# Excerpted records start

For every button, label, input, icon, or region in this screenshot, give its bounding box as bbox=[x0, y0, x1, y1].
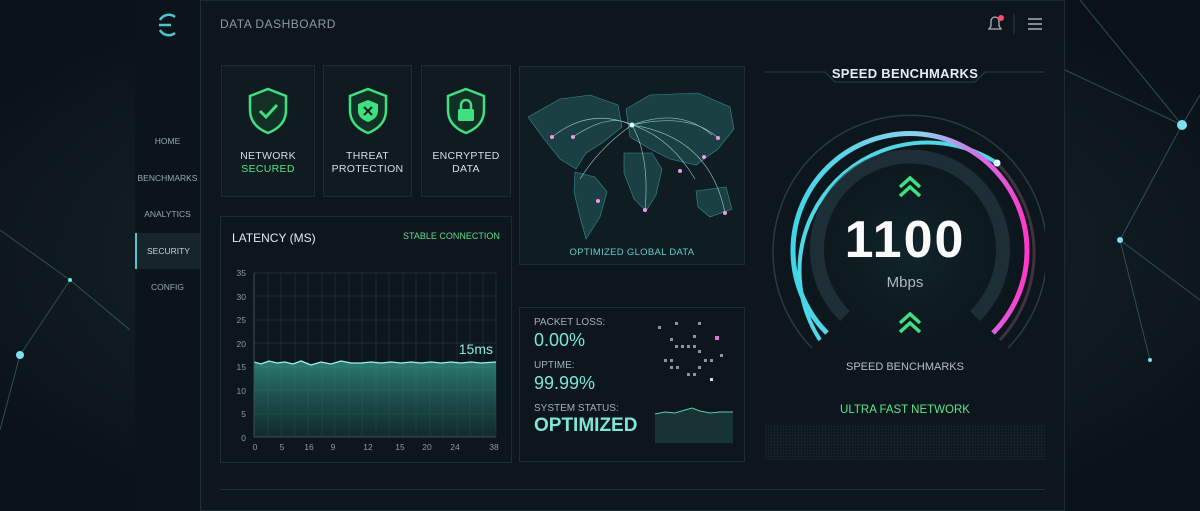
panel: system stats: PACKET LOSS: bbox=[534, 317, 605, 328]
dot matrix and sparkline bbox=[654, 322, 733, 443]
panel: speed gauge: SPEED BENCHMARKS bbox=[832, 66, 978, 81]
nav menu: ANALYTICS bbox=[144, 209, 191, 219]
gauge label: SPEED BENCHMARKS bbox=[846, 361, 964, 373]
card: threat protection: THREAT bbox=[346, 150, 389, 162]
line chart: 10 bbox=[237, 386, 246, 396]
dashboard frame bbox=[135, 0, 1065, 511]
panel: speed gauge bbox=[765, 66, 1045, 460]
header icons bbox=[988, 14, 1042, 34]
line chart bbox=[236, 268, 499, 452]
line chart: 15 bbox=[237, 362, 246, 372]
panel: global map bbox=[519, 66, 745, 265]
nav menu: BENCHMARKS bbox=[138, 172, 197, 182]
line chart: 24 bbox=[450, 442, 460, 452]
line chart: 15 bbox=[395, 442, 405, 452]
line chart: 30 bbox=[237, 292, 246, 302]
line chart: 20 bbox=[237, 339, 246, 349]
gauge bbox=[772, 114, 1045, 348]
line chart: 35 bbox=[237, 268, 246, 278]
line chart: 0 bbox=[253, 442, 258, 452]
security cards bbox=[221, 65, 511, 197]
nav menu: CONFIG bbox=[151, 282, 184, 292]
line chart: 20 bbox=[422, 442, 432, 452]
line chart: 5 bbox=[241, 409, 246, 419]
panel: system stats: SYSTEM STATUS: bbox=[534, 403, 619, 414]
card: network secured: SECURED bbox=[241, 163, 295, 175]
line chart: 15ms bbox=[459, 341, 493, 357]
speed value: 1100 bbox=[845, 211, 965, 269]
header title: DATA DASHBOARD bbox=[220, 17, 336, 31]
card: encrypted data: ENCRYPTED bbox=[432, 150, 500, 162]
card: network secured bbox=[221, 65, 315, 197]
panel: latency chart bbox=[220, 216, 512, 463]
nav menu: SECURITY bbox=[147, 246, 190, 256]
line chart: 25 bbox=[237, 315, 246, 325]
sidebar bbox=[135, 0, 201, 511]
line chart: 16 bbox=[304, 442, 314, 452]
panel: global map: OPTIMIZED GLOBAL DATA bbox=[570, 247, 694, 258]
panel: system stats: UPTIME: bbox=[534, 360, 575, 371]
line chart: 12 bbox=[363, 442, 373, 452]
line chart: 9 bbox=[331, 442, 336, 452]
panel: system stats: 99.99% bbox=[534, 373, 595, 393]
line chart: 5 bbox=[280, 442, 285, 452]
card: encrypted data bbox=[421, 65, 511, 197]
panel: speed gauge: Mbps bbox=[887, 274, 923, 291]
panel: system stats: OPTIMIZED bbox=[534, 415, 637, 436]
card: threat protection bbox=[323, 65, 412, 197]
status: ULTRA FAST NETWORK bbox=[840, 404, 970, 416]
panel: system stats bbox=[519, 307, 745, 462]
line chart: 0 bbox=[241, 433, 246, 443]
heading bbox=[765, 72, 1045, 82]
heading: LATENCY (MS) bbox=[232, 231, 316, 245]
card: network secured: NETWORK bbox=[240, 150, 296, 162]
panel: system stats: 0.00% bbox=[534, 330, 585, 350]
card: encrypted data: DATA bbox=[452, 163, 480, 175]
nav menu bbox=[135, 136, 200, 292]
status label: STABLE CONNECTION bbox=[403, 231, 500, 241]
nav menu: HOME bbox=[155, 136, 180, 146]
line chart: 38 bbox=[489, 442, 499, 452]
logo icon bbox=[159, 14, 176, 36]
card: threat protection: PROTECTION bbox=[332, 163, 403, 175]
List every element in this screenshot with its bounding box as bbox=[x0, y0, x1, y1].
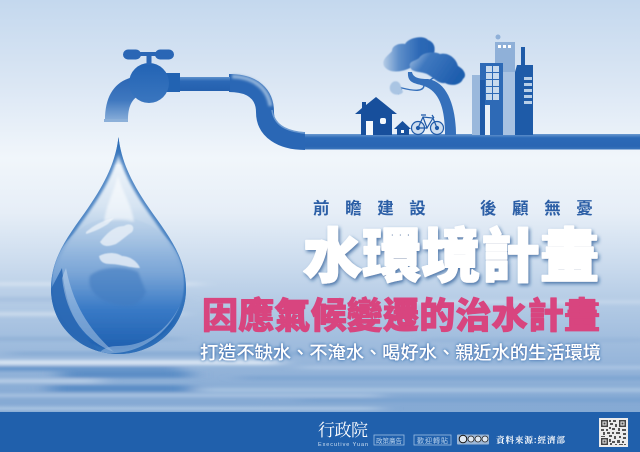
footer bar bbox=[0, 412, 640, 452]
drop edge shading bbox=[51, 137, 186, 354]
right tower bbox=[521, 47, 525, 65]
text: tagline: 前瞻建設 bbox=[313, 198, 441, 218]
faucet flange bbox=[166, 73, 180, 92]
icon: bicycle bbox=[412, 115, 444, 134]
tree trunk bbox=[408, 72, 456, 135]
text: tagline second part: 後顧無憂 bbox=[480, 198, 608, 218]
label: reposting welcome bbox=[414, 435, 451, 445]
label: policy ad: 政策廣告 bbox=[376, 436, 402, 445]
spout lip bbox=[104, 119, 128, 122]
small house bbox=[394, 121, 411, 135]
drop bottom reflection bbox=[51, 268, 100, 352]
icon: houses bbox=[355, 97, 411, 135]
logo: Executive Yuan: Executive Yuan bbox=[318, 442, 368, 448]
icon: water faucet and pipe bbox=[104, 50, 640, 150]
icon: water drop with globe bbox=[51, 137, 186, 354]
logo: Executive Yuan: 行政院 bbox=[318, 416, 368, 441]
title: 水環境計畫 bbox=[303, 224, 599, 290]
center building bbox=[480, 63, 503, 135]
continents bbox=[86, 218, 140, 268]
label: reposting welcome: 歡迎轉貼 bbox=[417, 436, 448, 445]
icon: QR code bbox=[599, 418, 628, 447]
icon: city buildings bbox=[472, 34, 533, 135]
back buildings bbox=[496, 34, 500, 40]
text: goals line: 打造不缺水、不淹水、喝好水、親近水的生活環境 bbox=[200, 343, 601, 363]
pipe bend bbox=[229, 76, 305, 141]
faucet handle bbox=[123, 50, 174, 65]
label: policy ad bbox=[374, 435, 404, 445]
globe bbox=[52, 234, 184, 347]
main pipe bbox=[304, 134, 640, 150]
africa landmass bbox=[88, 267, 146, 297]
icon: creative commons badge bbox=[457, 434, 489, 444]
large house bbox=[355, 97, 397, 135]
faucet spout bbox=[105, 76, 142, 120]
faucet body bbox=[129, 63, 169, 103]
subtitle: pink heading: 因應氣候變遷的治水計畫 bbox=[202, 295, 600, 336]
icon: tree bbox=[383, 37, 465, 135]
horizontal pipe bbox=[178, 77, 230, 91]
text: data source: 資料來源:經濟部 bbox=[496, 434, 565, 446]
tree canopies bbox=[383, 37, 435, 72]
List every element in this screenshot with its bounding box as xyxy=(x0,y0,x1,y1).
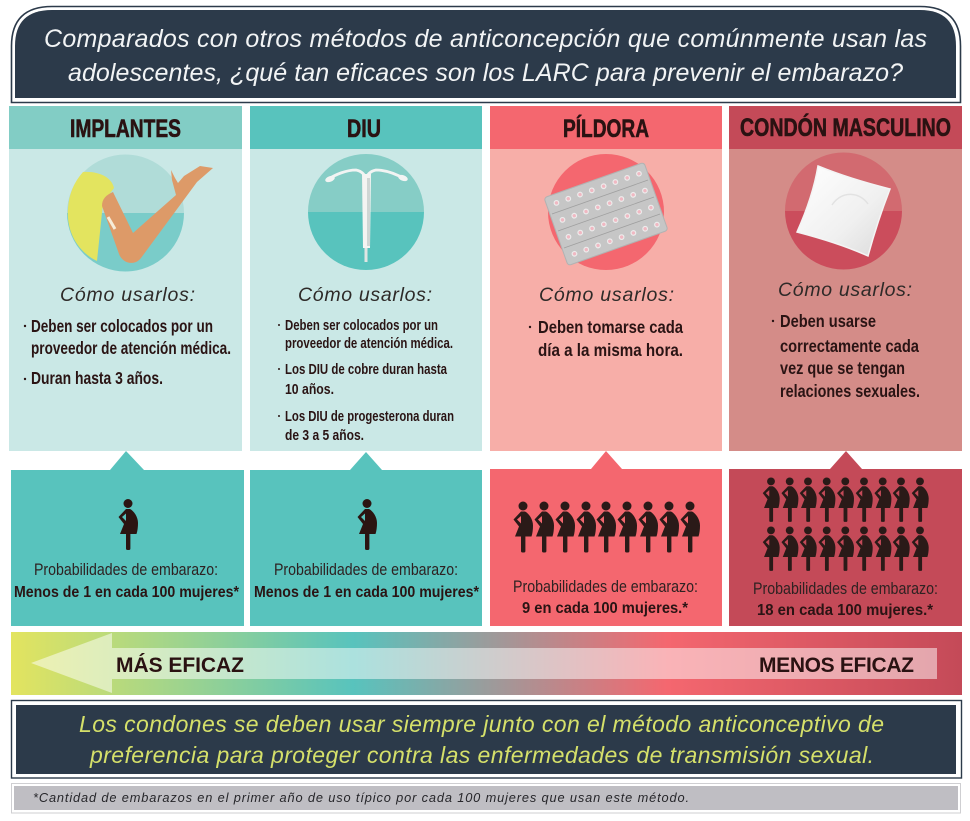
usage list: correctamente cada xyxy=(780,336,919,356)
probability text: Menos de 1 en cada 100 mujeres* xyxy=(14,584,240,601)
heading: DIU: DIU xyxy=(347,115,381,143)
nine pregnant figures xyxy=(514,502,700,552)
arrow xyxy=(31,633,937,693)
probability text xyxy=(513,578,698,617)
probability text: 9 en cada 100 mujeres.* xyxy=(522,600,689,617)
usage list: Los DIU de progesterona duran xyxy=(285,409,454,425)
icon: arm with implant xyxy=(67,155,213,271)
usage list: proveedor de atención médica. xyxy=(31,338,231,358)
usage list: Deben usarse xyxy=(780,311,876,331)
note text: Los condones se deben usar siempre junto con el método anticonceptivo de xyxy=(79,711,884,737)
probability text: 18 en cada 100 mujeres.* xyxy=(757,602,934,619)
footnote text: *Cantidad de embarazos en el primer año de uso típico por cada 100 mujeres que usan este método. xyxy=(33,790,689,805)
usage list: Deben tomarse cada xyxy=(538,317,683,337)
usage list xyxy=(529,317,683,360)
stat box: implantes xyxy=(11,451,244,626)
condom note panel xyxy=(12,700,962,778)
usage list: 10 años. xyxy=(285,382,334,398)
stat box: condon masculino xyxy=(729,451,962,626)
usage list: proveedor de atención médica. xyxy=(285,336,453,352)
usage list xyxy=(772,311,920,401)
probability text: Probabilidades de embarazo: xyxy=(274,561,458,579)
probability text: Probabilidades de embarazo: xyxy=(753,580,938,598)
heading: pildora: PÍLDORA xyxy=(563,114,649,143)
usage list xyxy=(24,316,231,388)
label: most effective: MÁS EFICAZ xyxy=(116,654,244,677)
title text xyxy=(44,25,927,87)
eighteen pregnant figures xyxy=(763,478,929,571)
probability text xyxy=(14,561,240,601)
note text xyxy=(79,711,884,768)
pregnant figure xyxy=(358,499,377,550)
probability text: Menos de 1 en cada 100 mujeres* xyxy=(254,584,480,601)
icon: IUD xyxy=(308,154,424,270)
usage list: relaciones sexuales. xyxy=(780,381,920,401)
usage list: Deben ser colocados por un xyxy=(31,316,213,336)
panel: DIU xyxy=(250,106,482,451)
title text: adolescentes, ¿qué tan eficaces son los LARC para prevenir el embarazo? xyxy=(68,59,903,87)
panel: condon masculino xyxy=(729,106,962,451)
effectiveness scale xyxy=(11,632,962,695)
stat box: pildora xyxy=(490,451,722,626)
panel: implantes xyxy=(9,106,242,451)
heading: implantes: IMPLANTES xyxy=(70,115,181,143)
probability text: Probabilidades de embarazo: xyxy=(513,578,698,596)
probability text: Probabilidades de embarazo: xyxy=(34,561,218,579)
label: least effective: MENOS EFICAZ xyxy=(759,654,914,677)
how to use heading: Cómo usarlos: xyxy=(539,284,674,306)
icon: pill pack xyxy=(544,154,668,270)
stat box: DIU xyxy=(250,452,482,626)
title banner xyxy=(12,6,960,102)
usage list: vez que se tengan xyxy=(780,358,905,378)
pregnant figure xyxy=(118,499,138,550)
how to use heading: Cómo usarlos: xyxy=(298,284,432,306)
note text: preferencia para proteger contra las enfermedades de transmisión sexual. xyxy=(89,742,874,768)
usage list: Los DIU de cobre duran hasta xyxy=(285,362,448,378)
usage list: de 3 a 5 años. xyxy=(285,428,364,444)
title text: Comparados con otros métodos de anticoncepción que comúnmente usan las xyxy=(44,25,927,53)
icon: condom packet xyxy=(785,152,902,270)
usage list: Duran hasta 3 años. xyxy=(31,368,163,388)
usage list: Deben ser colocados por un xyxy=(285,318,438,334)
probability text xyxy=(753,580,938,619)
how to use heading: Cómo usarlos: xyxy=(60,284,195,306)
footnote xyxy=(12,784,960,813)
usage list: día a la misma hora. xyxy=(538,340,683,360)
usage list xyxy=(278,318,454,444)
how to use heading: Cómo usarlos: xyxy=(778,279,912,301)
panel: pildora xyxy=(490,106,722,451)
probability text xyxy=(254,561,480,601)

# Excerpted records end

Set problem >> Reproduce the lines of the records verbatim, beginning with the line that contains "footer bar bbox=[0, 412, 640, 452]" and continuing down to the line that contains "icon: water drop", with both of those lines included.

The completed task >>
footer bar bbox=[0, 412, 640, 452]
drop edge shading bbox=[51, 137, 186, 354]
right tower bbox=[521, 47, 525, 65]
text: tagline: 前瞻建設 bbox=[313, 198, 441, 218]
faucet flange bbox=[166, 73, 180, 92]
icon: bicycle bbox=[412, 115, 444, 134]
tree trunk bbox=[408, 72, 456, 135]
text: tagline second part: 後顧無憂 bbox=[480, 198, 608, 218]
label: reposting welcome bbox=[414, 435, 451, 445]
label: policy ad: 政策廣告 bbox=[376, 436, 402, 445]
spout lip bbox=[104, 119, 128, 122]
small house bbox=[394, 121, 411, 135]
drop bottom reflection bbox=[51, 268, 100, 352]
icon: houses bbox=[355, 97, 411, 135]
logo: Executive Yuan: Executive Yuan bbox=[318, 442, 368, 448]
icon: water faucet and pipe bbox=[104, 50, 640, 150]
icon: water drop with globe bbox=[51, 137, 186, 354]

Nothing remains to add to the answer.